### Your objective
Only the lines holding "coagulation" are wanted. Copy every one from the records below.

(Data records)
▼▼▼

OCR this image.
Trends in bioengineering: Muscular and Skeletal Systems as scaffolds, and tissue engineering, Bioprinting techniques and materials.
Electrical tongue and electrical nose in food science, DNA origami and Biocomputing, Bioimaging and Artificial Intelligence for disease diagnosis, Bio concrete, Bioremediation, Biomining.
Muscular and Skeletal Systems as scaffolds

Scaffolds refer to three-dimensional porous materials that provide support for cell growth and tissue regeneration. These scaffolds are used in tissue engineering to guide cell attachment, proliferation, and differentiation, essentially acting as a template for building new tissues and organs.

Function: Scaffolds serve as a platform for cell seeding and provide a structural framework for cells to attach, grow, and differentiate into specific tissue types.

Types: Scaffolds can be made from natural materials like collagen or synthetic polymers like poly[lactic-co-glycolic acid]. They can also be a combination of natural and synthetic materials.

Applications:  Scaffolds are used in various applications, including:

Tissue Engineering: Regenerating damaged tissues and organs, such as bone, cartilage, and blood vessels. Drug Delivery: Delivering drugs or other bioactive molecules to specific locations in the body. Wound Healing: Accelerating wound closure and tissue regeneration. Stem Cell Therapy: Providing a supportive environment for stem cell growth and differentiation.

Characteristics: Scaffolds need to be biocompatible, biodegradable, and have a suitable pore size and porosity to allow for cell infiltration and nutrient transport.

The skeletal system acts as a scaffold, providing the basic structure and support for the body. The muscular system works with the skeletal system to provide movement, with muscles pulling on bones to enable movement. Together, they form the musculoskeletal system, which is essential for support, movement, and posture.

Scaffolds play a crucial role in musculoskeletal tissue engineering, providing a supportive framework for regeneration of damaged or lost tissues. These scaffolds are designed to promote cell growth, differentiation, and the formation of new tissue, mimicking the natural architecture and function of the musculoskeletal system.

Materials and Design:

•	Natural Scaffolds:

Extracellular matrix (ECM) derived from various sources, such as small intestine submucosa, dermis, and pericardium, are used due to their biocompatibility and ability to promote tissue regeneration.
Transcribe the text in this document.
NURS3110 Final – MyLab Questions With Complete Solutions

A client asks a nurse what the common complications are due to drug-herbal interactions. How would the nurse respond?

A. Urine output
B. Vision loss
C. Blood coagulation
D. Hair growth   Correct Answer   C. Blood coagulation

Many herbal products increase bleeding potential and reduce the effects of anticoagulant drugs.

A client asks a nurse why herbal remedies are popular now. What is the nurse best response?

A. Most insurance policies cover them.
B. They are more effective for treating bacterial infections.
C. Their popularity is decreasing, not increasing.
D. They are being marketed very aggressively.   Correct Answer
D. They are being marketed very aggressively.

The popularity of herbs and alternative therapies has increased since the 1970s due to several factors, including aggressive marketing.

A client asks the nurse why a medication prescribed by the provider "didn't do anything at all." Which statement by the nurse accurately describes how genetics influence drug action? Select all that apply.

▲▲▲

### Answer for the task
C. Blood coagulation
D. Hair growth   Correct Answer   C. Blood coagulation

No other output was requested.